Written request -
Return each entry exactly, with none missing.

Stored items:
┄┄┄┄┄┄┄┄┄┄
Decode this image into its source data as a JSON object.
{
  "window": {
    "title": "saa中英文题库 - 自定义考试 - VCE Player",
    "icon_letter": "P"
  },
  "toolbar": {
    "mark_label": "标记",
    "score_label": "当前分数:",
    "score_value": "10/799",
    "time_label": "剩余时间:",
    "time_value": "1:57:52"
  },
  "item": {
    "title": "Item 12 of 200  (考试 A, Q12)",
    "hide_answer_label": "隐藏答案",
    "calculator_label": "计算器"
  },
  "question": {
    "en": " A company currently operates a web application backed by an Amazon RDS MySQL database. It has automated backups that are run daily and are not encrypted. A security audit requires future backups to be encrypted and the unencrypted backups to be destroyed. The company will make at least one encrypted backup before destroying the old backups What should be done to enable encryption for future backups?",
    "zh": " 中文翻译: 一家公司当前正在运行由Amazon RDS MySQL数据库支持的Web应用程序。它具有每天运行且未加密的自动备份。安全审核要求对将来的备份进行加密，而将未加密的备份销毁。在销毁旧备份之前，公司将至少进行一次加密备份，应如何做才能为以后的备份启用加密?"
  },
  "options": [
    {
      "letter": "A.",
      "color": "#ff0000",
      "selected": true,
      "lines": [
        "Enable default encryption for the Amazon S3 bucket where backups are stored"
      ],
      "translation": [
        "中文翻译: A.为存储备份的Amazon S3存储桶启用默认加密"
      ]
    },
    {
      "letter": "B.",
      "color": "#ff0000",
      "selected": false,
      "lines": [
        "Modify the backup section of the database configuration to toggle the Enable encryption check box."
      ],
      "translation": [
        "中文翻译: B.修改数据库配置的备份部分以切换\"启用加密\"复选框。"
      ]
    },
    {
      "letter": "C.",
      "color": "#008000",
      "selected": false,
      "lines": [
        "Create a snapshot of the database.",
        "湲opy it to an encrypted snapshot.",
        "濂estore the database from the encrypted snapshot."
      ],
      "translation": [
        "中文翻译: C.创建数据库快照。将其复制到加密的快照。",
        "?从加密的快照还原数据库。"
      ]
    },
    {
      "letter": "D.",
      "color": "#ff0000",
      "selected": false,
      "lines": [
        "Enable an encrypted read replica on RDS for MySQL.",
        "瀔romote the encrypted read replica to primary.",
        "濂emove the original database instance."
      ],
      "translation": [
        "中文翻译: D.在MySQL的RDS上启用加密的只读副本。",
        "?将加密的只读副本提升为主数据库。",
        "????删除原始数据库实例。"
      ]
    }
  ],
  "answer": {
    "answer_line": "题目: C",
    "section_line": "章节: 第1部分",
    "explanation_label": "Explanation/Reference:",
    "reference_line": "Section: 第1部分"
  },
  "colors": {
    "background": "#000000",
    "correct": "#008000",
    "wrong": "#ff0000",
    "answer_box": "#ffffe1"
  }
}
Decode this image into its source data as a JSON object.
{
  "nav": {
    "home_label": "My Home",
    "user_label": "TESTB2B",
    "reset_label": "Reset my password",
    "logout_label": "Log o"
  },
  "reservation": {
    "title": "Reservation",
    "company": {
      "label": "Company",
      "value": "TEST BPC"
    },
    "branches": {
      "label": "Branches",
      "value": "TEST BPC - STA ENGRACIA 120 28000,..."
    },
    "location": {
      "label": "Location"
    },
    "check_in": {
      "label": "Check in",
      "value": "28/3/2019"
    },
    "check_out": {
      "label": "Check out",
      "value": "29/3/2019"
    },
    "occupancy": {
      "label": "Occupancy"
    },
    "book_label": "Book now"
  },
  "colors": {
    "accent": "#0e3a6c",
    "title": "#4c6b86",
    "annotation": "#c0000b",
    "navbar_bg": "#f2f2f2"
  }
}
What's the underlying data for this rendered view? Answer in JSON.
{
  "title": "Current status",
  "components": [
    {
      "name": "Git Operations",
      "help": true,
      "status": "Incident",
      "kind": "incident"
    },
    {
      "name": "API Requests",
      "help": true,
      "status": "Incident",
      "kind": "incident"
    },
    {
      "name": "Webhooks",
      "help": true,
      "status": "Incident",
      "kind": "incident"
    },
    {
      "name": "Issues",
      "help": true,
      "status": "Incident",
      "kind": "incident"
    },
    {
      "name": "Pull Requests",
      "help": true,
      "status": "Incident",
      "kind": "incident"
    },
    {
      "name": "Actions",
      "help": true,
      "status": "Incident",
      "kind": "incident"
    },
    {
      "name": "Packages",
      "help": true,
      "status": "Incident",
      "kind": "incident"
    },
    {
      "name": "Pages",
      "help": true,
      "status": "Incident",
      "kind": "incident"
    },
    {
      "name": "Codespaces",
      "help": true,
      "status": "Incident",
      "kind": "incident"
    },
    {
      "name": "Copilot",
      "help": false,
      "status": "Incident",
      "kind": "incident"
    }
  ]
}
┄┄┄┄┄┄┄┄┄┄
Answer below -
Decode this image into its source data as a JSON object.
{
  "window": {
    "title": "saa中英文题库 - 自定义考试 - VCE Player",
    "icon_letter": "P"
  },
  "toolbar": {
    "mark_label": "标记",
    "score_label": "当前分数:",
    "score_value": "10/799",
    "time_label": "剩余时间:",
    "time_value": "1:57:52"
  },
  "item": {
    "title": "Item 12 of 200  (考试 A, Q12)",
    "hide_answer_label": "隐藏答案",
    "calculator_label": "计算器"
  },
  "question": {
    "en": " A company currently operates a web application backed by an Amazon RDS MySQL database. It has automated backups that are run daily and are not encrypted. A security audit requires future backups to be encrypted and the unencrypted backups to be destroyed. The company will make at least one encrypted backup before destroying the old backups What should be done to enable encryption for future backups?",
    "zh": " 中文翻译: 一家公司当前正在运行由Amazon RDS MySQL数据库支持的Web应用程序。它具有每天运行且未加密的自动备份。安全审核要求对将来的备份进行加密，而将未加密的备份销毁。在销毁旧备份之前，公司将至少进行一次加密备份，应如何做才能为以后的备份启用加密?"
  },
  "options": [
    {
      "letter": "A.",
      "color": "#ff0000",
      "selected": true,
      "lines": [
        "Enable default encryption for the Amazon S3 bucket where backups are stored"
      ],
      "translation": [
        "中文翻译: A.为存储备份的Amazon S3存储桶启用默认加密"
      ]
    },
    {
      "letter": "B.",
      "color": "#ff0000",
      "selected": false,
      "lines": [
        "Modify the backup section of the database configuration to toggle the Enable encryption check box."
      ],
      "translation": [
        "中文翻译: B.修改数据库配置的备份部分以切换\"启用加密\"复选框。"
      ]
    },
    {
      "letter": "C.",
      "color": "#008000",
      "selected": false,
      "lines": [
        "Create a snapshot of the database.",
        "湲opy it to an encrypted snapshot.",
        "濂estore the database from the encrypted snapshot."
      ],
      "translation": [
        "中文翻译: C.创建数据库快照。将其复制到加密的快照。",
        "?从加密的快照还原数据库。"
      ]
    },
    {
      "letter": "D.",
      "color": "#ff0000",
      "selected": false,
      "lines": [
        "Enable an encrypted read replica on RDS for MySQL.",
        "瀔romote the encrypted read replica to primary.",
        "濂emove the original database instance."
      ],
      "translation": [
        "中文翻译: D.在MySQL的RDS上启用加密的只读副本。",
        "?将加密的只读副本提升为主数据库。",
        "????删除原始数据库实例。"
      ]
    }
  ],
  "answer": {
    "answer_line": "题目: C",
    "section_line": "章节: 第1部分",
    "explanation_label": "Explanation/Reference:",
    "reference_line": "Section: 第1部分"
  },
  "colors": {
    "background": "#000000",
    "correct": "#008000",
    "wrong": "#ff0000",
    "answer_box": "#ffffe1"
  }
}
Decode this image into its source data as a JSON object.
{
  "nav": {
    "home_label": "My Home",
    "user_label": "TESTB2B",
    "reset_label": "Reset my password",
    "logout_label": "Log o"
  },
  "reservation": {
    "title": "Reservation",
    "company": {
      "label": "Company",
      "value": "TEST BPC"
    },
    "branches": {
      "label": "Branches",
      "value": "TEST BPC - STA ENGRACIA 120 28000,..."
    },
    "location": {
      "label": "Location"
    },
    "check_in": {
      "label": "Check in",
      "value": "28/3/2019"
    },
    "check_out": {
      "label": "Check out",
      "value": "29/3/2019"
    },
    "occupancy": {
      "label": "Occupancy"
    },
    "book_label": "Book now"
  },
  "colors": {
    "accent": "#0e3a6c",
    "title": "#4c6b86",
    "annotation": "#c0000b",
    "navbar_bg": "#f2f2f2"
  }
}
What's the underlying data for this rendered view? Answer in JSON.
{
  "title": "Current status",
  "components": [
    {
      "name": "Git Operations",
      "help": true,
      "status": "Incident",
      "kind": "incident"
    },
    {
      "name": "API Requests",
      "help": true,
      "status": "Incident",
      "kind": "incident"
    },
    {
      "name": "Webhooks",
      "help": true,
      "status": "Incident",
      "kind": "incident"
    },
    {
      "name": "Issues",
      "help": true,
      "status": "Incident",
      "kind": "incident"
    },
    {
      "name": "Pull Requests",
      "help": true,
      "status": "Incident",
      "kind": "incident"
    },
    {
      "name": "Actions",
      "help": true,
      "status": "Incident",
      "kind": "incident"
    },
    {
      "name": "Packages",
      "help": true,
      "status": "Incident",
      "kind": "incident"
    },
    {
      "name": "Pages",
      "help": true,
      "status": "Incident",
      "kind": "incident"
    },
    {
      "name": "Codespaces",
      "help": true,
      "status": "Incident",
      "kind": "incident"
    },
    {
      "name": "Copilot",
      "help": false,
      "status": "Incident",
      "kind": "incident"
    }
  ]
}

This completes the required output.